* DIRECTIONS FOR THIS TASK
Only the pictures are left out: repeat the rest of the entries exactly.

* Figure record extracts
★ ★ ★ ★ ★
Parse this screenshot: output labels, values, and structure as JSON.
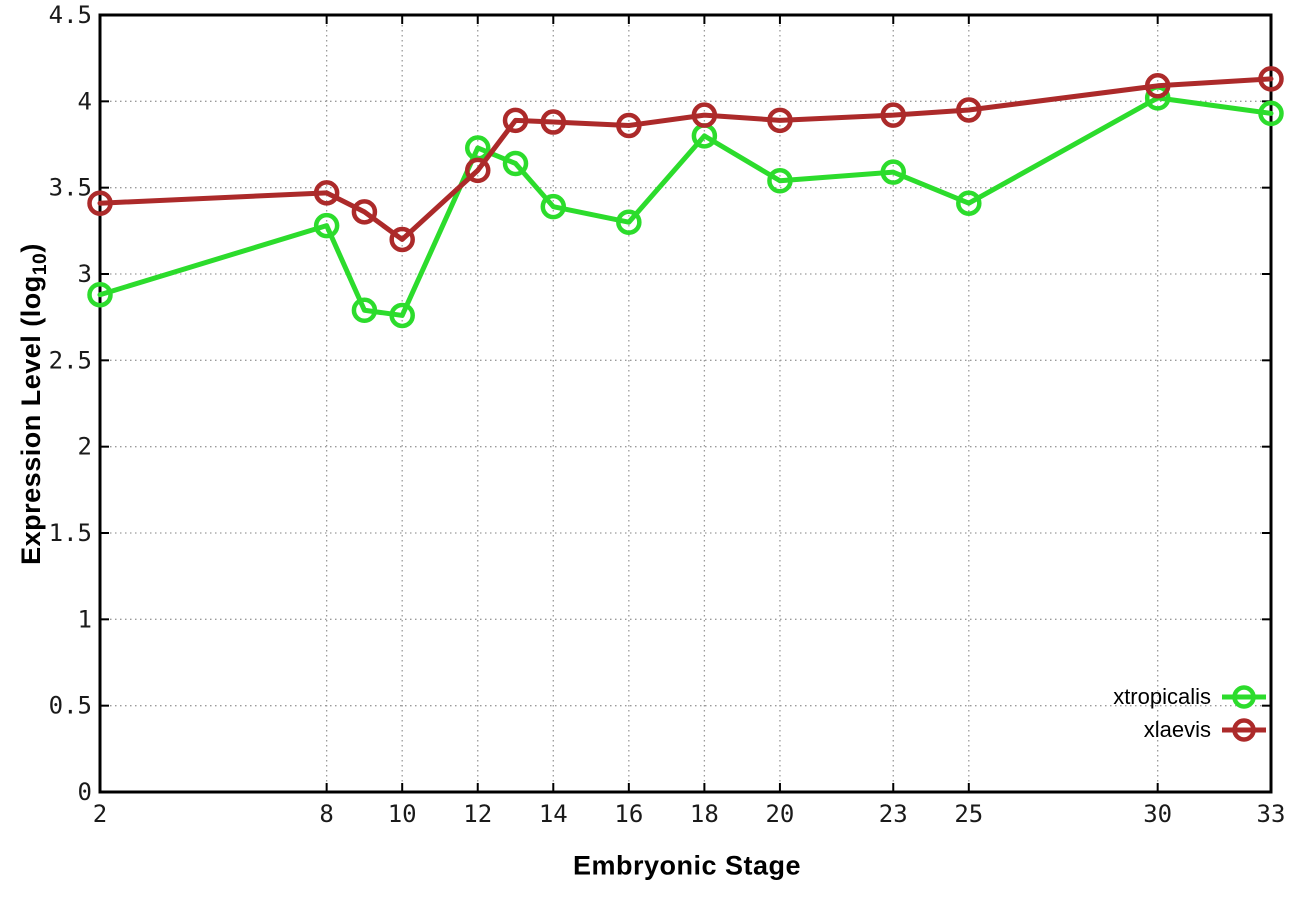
{
  "titles": {
    "x": "Embryonic Stage",
    "y_prefix": "Expression Level (log",
    "y_sub": "10",
    "y_suffix": ")"
  },
  "chart_data": {
    "type": "line",
    "title": "",
    "xlabel": "Embryonic Stage",
    "ylabel": "Expression Level (log10)",
    "x": [
      2,
      8,
      9,
      10,
      12,
      13,
      14,
      16,
      18,
      20,
      23,
      25,
      30,
      33
    ],
    "series": [
      {
        "name": "xtropicalis",
        "color": "#2CDC2C",
        "values": [
          2.88,
          3.28,
          2.79,
          2.76,
          3.73,
          3.64,
          3.39,
          3.3,
          3.8,
          3.54,
          3.59,
          3.41,
          4.02,
          3.93
        ]
      },
      {
        "name": "xlaevis",
        "color": "#AC2A2A",
        "values": [
          3.41,
          3.47,
          3.36,
          3.2,
          3.6,
          3.89,
          3.88,
          3.86,
          3.92,
          3.89,
          3.92,
          3.95,
          4.09,
          4.13
        ]
      }
    ],
    "xlim": [
      2,
      33
    ],
    "ylim": [
      0,
      4.5
    ],
    "x_ticks": [
      2,
      8,
      10,
      12,
      14,
      16,
      18,
      20,
      23,
      25,
      30,
      33
    ],
    "y_ticks": [
      0,
      0.5,
      1,
      1.5,
      2,
      2.5,
      3,
      3.5,
      4,
      4.5
    ],
    "grid": true,
    "legend_position": "inside-bottom-right",
    "marker": "open-circle"
  },
  "style": {
    "background": "#ffffff",
    "axis_color": "#000000",
    "grid_color": "#9a9a9a",
    "tick_text_color": "#1a1a1a"
  }
}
★ ★ ★ ★ ★
* FULL RESPONSE
Parse this screenshot: output labels, values, and structure as JSON.
{
  "titles": {
    "x": "Embryonic Stage",
    "y_prefix": "Expression Level (log",
    "y_sub": "10",
    "y_suffix": ")"
  },
  "chart_data": {
    "type": "line",
    "title": "",
    "xlabel": "Embryonic Stage",
    "ylabel": "Expression Level (log10)",
    "x": [
      2,
      8,
      9,
      10,
      12,
      13,
      14,
      16,
      18,
      20,
      23,
      25,
      30,
      33
    ],
    "series": [
      {
        "name": "xtropicalis",
        "color": "#2CDC2C",
        "values": [
          2.88,
          3.28,
          2.79,
          2.76,
          3.73,
          3.64,
          3.39,
          3.3,
          3.8,
          3.54,
          3.59,
          3.41,
          4.02,
          3.93
        ]
      },
      {
        "name": "xlaevis",
        "color": "#AC2A2A",
        "values": [
          3.41,
          3.47,
          3.36,
          3.2,
          3.6,
          3.89,
          3.88,
          3.86,
          3.92,
          3.89,
          3.92,
          3.95,
          4.09,
          4.13
        ]
      }
    ],
    "xlim": [
      2,
      33
    ],
    "ylim": [
      0,
      4.5
    ],
    "x_ticks": [
      2,
      8,
      10,
      12,
      14,
      16,
      18,
      20,
      23,
      25,
      30,
      33
    ],
    "y_ticks": [
      0,
      0.5,
      1,
      1.5,
      2,
      2.5,
      3,
      3.5,
      4,
      4.5
    ],
    "grid": true,
    "legend_position": "inside-bottom-right",
    "marker": "open-circle"
  },
  "style": {
    "background": "#ffffff",
    "axis_color": "#000000",
    "grid_color": "#9a9a9a",
    "tick_text_color": "#1a1a1a"
  }
}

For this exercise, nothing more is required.